• Records from a data source

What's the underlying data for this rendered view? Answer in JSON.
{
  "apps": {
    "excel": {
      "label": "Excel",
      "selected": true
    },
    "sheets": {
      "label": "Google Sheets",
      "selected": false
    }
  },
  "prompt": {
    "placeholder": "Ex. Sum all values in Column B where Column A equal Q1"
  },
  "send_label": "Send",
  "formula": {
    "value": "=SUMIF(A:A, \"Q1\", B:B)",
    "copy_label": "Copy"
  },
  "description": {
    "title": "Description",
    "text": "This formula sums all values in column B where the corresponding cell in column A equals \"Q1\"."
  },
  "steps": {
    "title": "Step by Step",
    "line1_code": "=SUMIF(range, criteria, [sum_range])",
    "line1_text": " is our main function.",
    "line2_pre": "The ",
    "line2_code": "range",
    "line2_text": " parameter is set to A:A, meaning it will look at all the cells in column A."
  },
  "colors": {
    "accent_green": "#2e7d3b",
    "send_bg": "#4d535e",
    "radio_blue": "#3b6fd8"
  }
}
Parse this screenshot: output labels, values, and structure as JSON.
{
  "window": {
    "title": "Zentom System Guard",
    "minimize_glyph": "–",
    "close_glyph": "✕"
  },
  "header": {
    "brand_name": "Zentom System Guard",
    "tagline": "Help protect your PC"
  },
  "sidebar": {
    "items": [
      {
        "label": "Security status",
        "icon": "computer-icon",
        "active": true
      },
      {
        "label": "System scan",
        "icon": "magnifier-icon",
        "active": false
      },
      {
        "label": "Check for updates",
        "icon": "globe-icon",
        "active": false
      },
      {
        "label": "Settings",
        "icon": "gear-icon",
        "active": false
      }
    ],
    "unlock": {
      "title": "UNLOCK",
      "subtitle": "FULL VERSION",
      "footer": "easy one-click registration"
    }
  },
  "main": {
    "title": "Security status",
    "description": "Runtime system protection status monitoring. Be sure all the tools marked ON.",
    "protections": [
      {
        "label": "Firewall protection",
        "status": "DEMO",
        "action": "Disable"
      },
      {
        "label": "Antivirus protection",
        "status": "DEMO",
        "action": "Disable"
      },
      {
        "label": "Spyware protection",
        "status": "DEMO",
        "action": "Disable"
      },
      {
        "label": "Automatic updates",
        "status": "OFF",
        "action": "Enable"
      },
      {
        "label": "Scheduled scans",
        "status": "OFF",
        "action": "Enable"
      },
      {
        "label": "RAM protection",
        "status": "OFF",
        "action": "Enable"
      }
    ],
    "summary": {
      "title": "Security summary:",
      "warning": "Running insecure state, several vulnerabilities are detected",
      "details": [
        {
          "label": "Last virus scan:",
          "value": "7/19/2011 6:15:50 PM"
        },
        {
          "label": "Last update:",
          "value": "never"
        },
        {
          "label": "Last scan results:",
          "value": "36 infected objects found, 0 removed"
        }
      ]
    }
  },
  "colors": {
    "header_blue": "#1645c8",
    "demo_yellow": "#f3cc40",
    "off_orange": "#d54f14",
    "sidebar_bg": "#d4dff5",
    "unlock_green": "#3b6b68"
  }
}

• Work instruction
Copy each line of the entries exactly.

• Written solution
What's the underlying data for this rendered view? Answer in JSON.
{
  "apps": {
    "excel": {
      "label": "Excel",
      "selected": true
    },
    "sheets": {
      "label": "Google Sheets",
      "selected": false
    }
  },
  "prompt": {
    "placeholder": "Ex. Sum all values in Column B where Column A equal Q1"
  },
  "send_label": "Send",
  "formula": {
    "value": "=SUMIF(A:A, \"Q1\", B:B)",
    "copy_label": "Copy"
  },
  "description": {
    "title": "Description",
    "text": "This formula sums all values in column B where the corresponding cell in column A equals \"Q1\"."
  },
  "steps": {
    "title": "Step by Step",
    "line1_code": "=SUMIF(range, criteria, [sum_range])",
    "line1_text": " is our main function.",
    "line2_pre": "The ",
    "line2_code": "range",
    "line2_text": " parameter is set to A:A, meaning it will look at all the cells in column A."
  },
  "colors": {
    "accent_green": "#2e7d3b",
    "send_bg": "#4d535e",
    "radio_blue": "#3b6fd8"
  }
}
Parse this screenshot: output labels, values, and structure as JSON.
{
  "window": {
    "title": "Zentom System Guard",
    "minimize_glyph": "–",
    "close_glyph": "✕"
  },
  "header": {
    "brand_name": "Zentom System Guard",
    "tagline": "Help protect your PC"
  },
  "sidebar": {
    "items": [
      {
        "label": "Security status",
        "icon": "computer-icon",
        "active": true
      },
      {
        "label": "System scan",
        "icon": "magnifier-icon",
        "active": false
      },
      {
        "label": "Check for updates",
        "icon": "globe-icon",
        "active": false
      },
      {
        "label": "Settings",
        "icon": "gear-icon",
        "active": false
      }
    ],
    "unlock": {
      "title": "UNLOCK",
      "subtitle": "FULL VERSION",
      "footer": "easy one-click registration"
    }
  },
  "main": {
    "title": "Security status",
    "description": "Runtime system protection status monitoring. Be sure all the tools marked ON.",
    "protections": [
      {
        "label": "Firewall protection",
        "status": "DEMO",
        "action": "Disable"
      },
      {
        "label": "Antivirus protection",
        "status": "DEMO",
        "action": "Disable"
      },
      {
        "label": "Spyware protection",
        "status": "DEMO",
        "action": "Disable"
      },
      {
        "label": "Automatic updates",
        "status": "OFF",
        "action": "Enable"
      },
      {
        "label": "Scheduled scans",
        "status": "OFF",
        "action": "Enable"
      },
      {
        "label": "RAM protection",
        "status": "OFF",
        "action": "Enable"
      }
    ],
    "summary": {
      "title": "Security summary:",
      "warning": "Running insecure state, several vulnerabilities are detected",
      "details": [
        {
          "label": "Last virus scan:",
          "value": "7/19/2011 6:15:50 PM"
        },
        {
          "label": "Last update:",
          "value": "never"
        },
        {
          "label": "Last scan results:",
          "value": "36 infected objects found, 0 removed"
        }
      ]
    }
  },
  "colors": {
    "header_blue": "#1645c8",
    "demo_yellow": "#f3cc40",
    "off_orange": "#d54f14",
    "sidebar_bg": "#d4dff5",
    "unlock_green": "#3b6b68"
  }
}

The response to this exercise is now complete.